WRITTEN REQUEST: Extract all data as written.

+++++

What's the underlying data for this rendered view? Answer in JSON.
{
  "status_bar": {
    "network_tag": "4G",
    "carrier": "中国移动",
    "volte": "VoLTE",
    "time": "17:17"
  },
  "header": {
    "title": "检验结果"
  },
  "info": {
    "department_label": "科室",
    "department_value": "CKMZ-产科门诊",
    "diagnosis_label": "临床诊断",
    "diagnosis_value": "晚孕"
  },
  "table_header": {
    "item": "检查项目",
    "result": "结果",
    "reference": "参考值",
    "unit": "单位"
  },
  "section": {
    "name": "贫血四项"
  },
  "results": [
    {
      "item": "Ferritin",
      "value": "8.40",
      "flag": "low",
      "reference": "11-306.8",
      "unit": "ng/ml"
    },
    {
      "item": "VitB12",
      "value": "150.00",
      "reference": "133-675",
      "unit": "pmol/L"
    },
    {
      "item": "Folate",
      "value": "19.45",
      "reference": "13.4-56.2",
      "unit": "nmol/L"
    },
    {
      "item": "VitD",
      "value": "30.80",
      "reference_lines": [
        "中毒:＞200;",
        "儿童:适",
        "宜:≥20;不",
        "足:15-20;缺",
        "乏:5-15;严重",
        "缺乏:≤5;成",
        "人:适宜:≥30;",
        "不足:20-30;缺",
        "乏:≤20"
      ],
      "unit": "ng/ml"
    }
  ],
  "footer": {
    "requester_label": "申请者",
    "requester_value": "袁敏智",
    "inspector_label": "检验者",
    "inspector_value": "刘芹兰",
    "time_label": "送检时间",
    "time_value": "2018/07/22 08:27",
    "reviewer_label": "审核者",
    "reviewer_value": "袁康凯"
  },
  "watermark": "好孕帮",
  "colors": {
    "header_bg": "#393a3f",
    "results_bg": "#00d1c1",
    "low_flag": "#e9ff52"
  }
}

+++++

ANSWER:
What's the underlying data for this rendered view? Answer in JSON.
{
  "status_bar": {
    "network_tag": "4G",
    "carrier": "中国移动",
    "volte": "VoLTE",
    "time": "17:17"
  },
  "header": {
    "title": "检验结果"
  },
  "info": {
    "department_label": "科室",
    "department_value": "CKMZ-产科门诊",
    "diagnosis_label": "临床诊断",
    "diagnosis_value": "晚孕"
  },
  "table_header": {
    "item": "检查项目",
    "result": "结果",
    "reference": "参考值",
    "unit": "单位"
  },
  "section": {
    "name": "贫血四项"
  },
  "results": [
    {
      "item": "Ferritin",
      "value": "8.40",
      "flag": "low",
      "reference": "11-306.8",
      "unit": "ng/ml"
    },
    {
      "item": "VitB12",
      "value": "150.00",
      "reference": "133-675",
      "unit": "pmol/L"
    },
    {
      "item": "Folate",
      "value": "19.45",
      "reference": "13.4-56.2",
      "unit": "nmol/L"
    },
    {
      "item": "VitD",
      "value": "30.80",
      "reference_lines": [
        "中毒:＞200;",
        "儿童:适",
        "宜:≥20;不",
        "足:15-20;缺",
        "乏:5-15;严重",
        "缺乏:≤5;成",
        "人:适宜:≥30;",
        "不足:20-30;缺",
        "乏:≤20"
      ],
      "unit": "ng/ml"
    }
  ],
  "footer": {
    "requester_label": "申请者",
    "requester_value": "袁敏智",
    "inspector_label": "检验者",
    "inspector_value": "刘芹兰",
    "time_label": "送检时间",
    "time_value": "2018/07/22 08:27",
    "reviewer_label": "审核者",
    "reviewer_value": "袁康凯"
  },
  "watermark": "好孕帮",
  "colors": {
    "header_bg": "#393a3f",
    "results_bg": "#00d1c1",
    "low_flag": "#e9ff52"
  }
}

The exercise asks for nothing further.